Description of the task: Narrow the data below down to the lines containing "продукция".

Record excerpts:
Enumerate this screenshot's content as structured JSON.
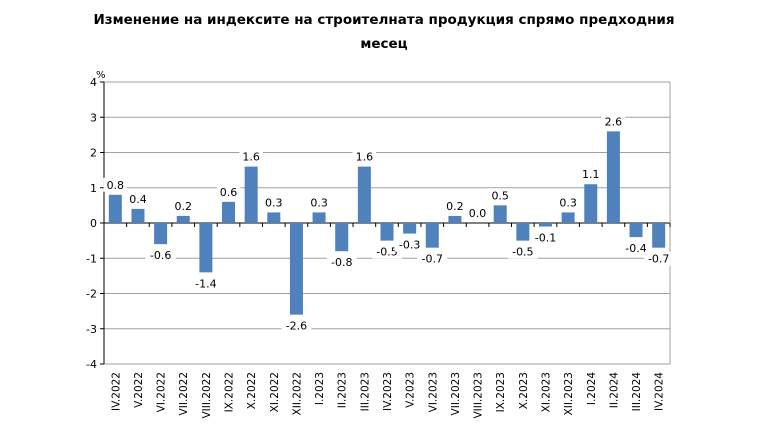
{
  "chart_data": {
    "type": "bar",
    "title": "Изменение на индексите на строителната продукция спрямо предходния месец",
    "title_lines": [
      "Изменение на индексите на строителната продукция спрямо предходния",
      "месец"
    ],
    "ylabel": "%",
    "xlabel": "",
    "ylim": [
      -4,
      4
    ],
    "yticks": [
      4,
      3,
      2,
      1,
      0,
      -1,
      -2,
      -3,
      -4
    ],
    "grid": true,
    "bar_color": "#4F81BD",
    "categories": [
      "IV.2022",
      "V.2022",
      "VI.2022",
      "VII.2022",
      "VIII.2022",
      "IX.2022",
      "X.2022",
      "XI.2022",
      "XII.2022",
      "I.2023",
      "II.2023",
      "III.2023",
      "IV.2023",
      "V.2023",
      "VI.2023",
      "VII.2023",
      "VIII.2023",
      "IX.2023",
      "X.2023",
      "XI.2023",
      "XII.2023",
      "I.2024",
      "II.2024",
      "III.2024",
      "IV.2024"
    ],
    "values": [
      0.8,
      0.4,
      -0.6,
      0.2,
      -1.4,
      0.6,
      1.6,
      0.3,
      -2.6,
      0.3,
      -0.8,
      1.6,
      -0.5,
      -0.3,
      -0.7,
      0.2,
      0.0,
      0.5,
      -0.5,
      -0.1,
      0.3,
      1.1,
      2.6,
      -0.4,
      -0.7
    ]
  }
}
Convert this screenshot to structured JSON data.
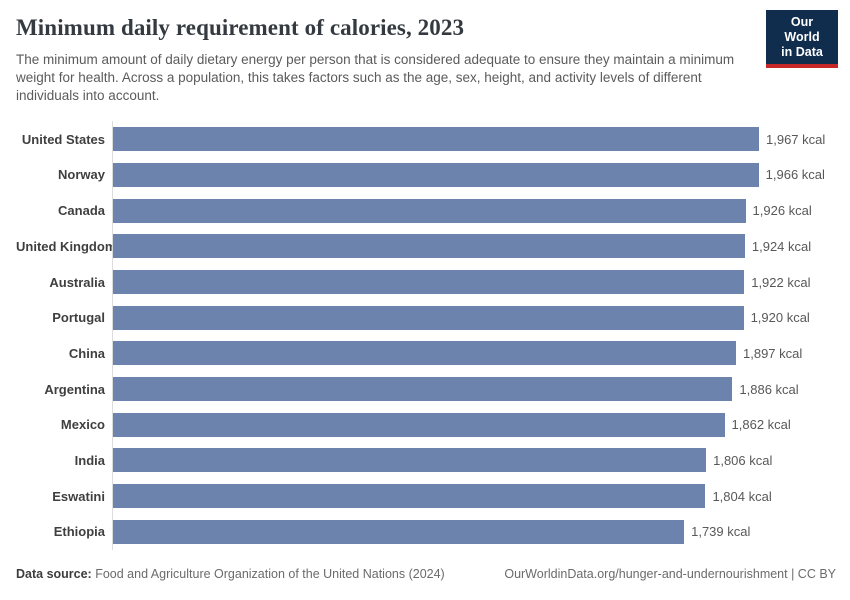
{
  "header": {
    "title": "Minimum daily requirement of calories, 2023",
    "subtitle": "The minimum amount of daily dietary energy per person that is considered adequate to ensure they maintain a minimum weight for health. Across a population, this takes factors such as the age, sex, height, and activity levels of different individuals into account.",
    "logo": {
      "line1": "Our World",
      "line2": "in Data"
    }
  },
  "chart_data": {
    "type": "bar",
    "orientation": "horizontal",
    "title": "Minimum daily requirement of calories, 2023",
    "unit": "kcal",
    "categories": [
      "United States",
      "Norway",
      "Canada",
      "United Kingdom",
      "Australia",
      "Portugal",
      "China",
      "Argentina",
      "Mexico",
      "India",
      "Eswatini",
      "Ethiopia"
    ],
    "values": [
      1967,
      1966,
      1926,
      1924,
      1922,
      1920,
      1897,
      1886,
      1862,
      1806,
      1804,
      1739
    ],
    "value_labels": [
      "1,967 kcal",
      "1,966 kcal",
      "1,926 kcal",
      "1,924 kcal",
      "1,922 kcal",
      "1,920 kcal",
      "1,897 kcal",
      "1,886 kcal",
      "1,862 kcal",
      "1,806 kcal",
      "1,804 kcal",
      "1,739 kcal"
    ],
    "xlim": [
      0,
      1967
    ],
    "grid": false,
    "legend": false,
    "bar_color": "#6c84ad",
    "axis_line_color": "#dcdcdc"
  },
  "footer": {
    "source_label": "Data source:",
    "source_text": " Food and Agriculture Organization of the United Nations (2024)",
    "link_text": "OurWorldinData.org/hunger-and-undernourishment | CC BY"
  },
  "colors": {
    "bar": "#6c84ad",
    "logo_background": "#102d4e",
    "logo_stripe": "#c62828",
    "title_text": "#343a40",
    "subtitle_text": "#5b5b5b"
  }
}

Reply:
    "title": "Изменение на индексите на строителната продукция спрямо предходния месец",
      "Изменение на индексите на строителната продукция спрямо предходния",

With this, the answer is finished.